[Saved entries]
------------------------

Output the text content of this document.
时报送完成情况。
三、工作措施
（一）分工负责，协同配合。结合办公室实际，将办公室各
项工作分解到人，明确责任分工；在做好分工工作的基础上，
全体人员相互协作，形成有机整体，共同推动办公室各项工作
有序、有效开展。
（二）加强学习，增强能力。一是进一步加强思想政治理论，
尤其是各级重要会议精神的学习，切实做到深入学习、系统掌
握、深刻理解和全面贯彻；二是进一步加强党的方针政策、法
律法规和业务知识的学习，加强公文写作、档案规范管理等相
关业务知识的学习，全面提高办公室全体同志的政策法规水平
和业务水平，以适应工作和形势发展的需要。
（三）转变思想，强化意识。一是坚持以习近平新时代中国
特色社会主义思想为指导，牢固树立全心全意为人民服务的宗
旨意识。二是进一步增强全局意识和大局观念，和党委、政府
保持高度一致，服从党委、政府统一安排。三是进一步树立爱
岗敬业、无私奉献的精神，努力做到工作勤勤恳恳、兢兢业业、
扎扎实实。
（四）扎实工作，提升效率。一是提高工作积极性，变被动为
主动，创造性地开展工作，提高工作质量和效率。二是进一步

------------------------

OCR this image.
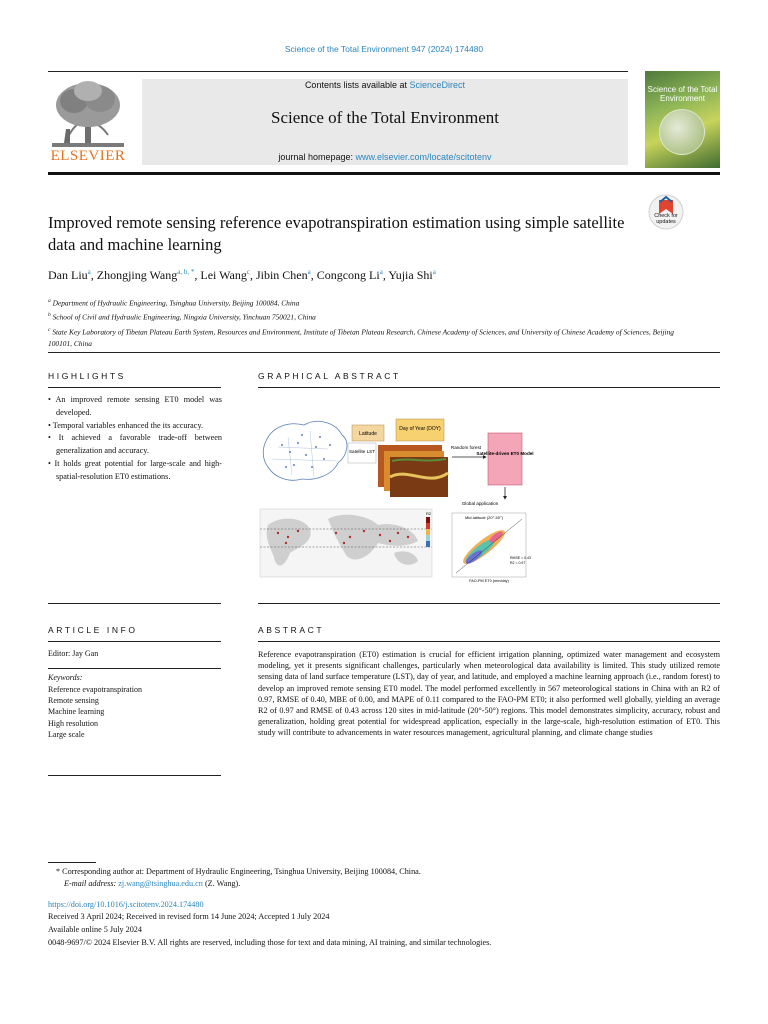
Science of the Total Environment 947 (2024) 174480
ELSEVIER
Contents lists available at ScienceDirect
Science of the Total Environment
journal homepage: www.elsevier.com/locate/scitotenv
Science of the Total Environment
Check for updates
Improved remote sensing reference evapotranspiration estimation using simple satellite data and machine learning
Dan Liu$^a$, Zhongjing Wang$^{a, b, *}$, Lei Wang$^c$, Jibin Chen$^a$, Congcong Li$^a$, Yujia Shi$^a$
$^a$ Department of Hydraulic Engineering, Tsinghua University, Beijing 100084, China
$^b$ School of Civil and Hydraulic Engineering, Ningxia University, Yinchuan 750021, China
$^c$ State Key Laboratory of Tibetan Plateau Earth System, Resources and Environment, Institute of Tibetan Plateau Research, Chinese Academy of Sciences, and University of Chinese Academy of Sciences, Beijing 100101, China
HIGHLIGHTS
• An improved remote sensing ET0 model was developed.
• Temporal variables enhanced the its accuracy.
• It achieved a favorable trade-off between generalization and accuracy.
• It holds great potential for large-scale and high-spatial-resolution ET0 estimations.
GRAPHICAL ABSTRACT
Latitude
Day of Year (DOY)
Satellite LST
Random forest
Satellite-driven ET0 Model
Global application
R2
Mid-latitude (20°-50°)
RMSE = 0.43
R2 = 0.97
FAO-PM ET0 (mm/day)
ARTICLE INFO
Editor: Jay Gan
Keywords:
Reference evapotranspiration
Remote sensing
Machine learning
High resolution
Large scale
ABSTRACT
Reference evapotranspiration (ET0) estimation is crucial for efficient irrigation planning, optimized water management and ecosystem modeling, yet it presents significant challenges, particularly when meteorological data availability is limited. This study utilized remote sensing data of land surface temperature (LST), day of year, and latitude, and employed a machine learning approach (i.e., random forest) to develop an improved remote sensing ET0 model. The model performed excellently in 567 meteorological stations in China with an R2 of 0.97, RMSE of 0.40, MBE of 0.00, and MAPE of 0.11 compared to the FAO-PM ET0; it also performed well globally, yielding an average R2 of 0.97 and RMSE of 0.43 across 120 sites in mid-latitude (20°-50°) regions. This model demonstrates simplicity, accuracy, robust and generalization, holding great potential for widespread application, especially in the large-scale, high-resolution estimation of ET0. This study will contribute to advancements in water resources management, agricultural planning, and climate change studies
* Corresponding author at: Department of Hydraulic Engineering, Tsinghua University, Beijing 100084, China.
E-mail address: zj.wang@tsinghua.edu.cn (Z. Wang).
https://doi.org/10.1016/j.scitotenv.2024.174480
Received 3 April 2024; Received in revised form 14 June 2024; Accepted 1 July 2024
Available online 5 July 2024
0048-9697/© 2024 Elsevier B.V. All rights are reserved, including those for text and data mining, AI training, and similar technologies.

------------------------

● **WHAT YOU NEED TO DO**:
Check each line of the material above for "text" and say how many lines contain it, giving the number alone.

● **RESULT OF THIS EXERCISE**:
2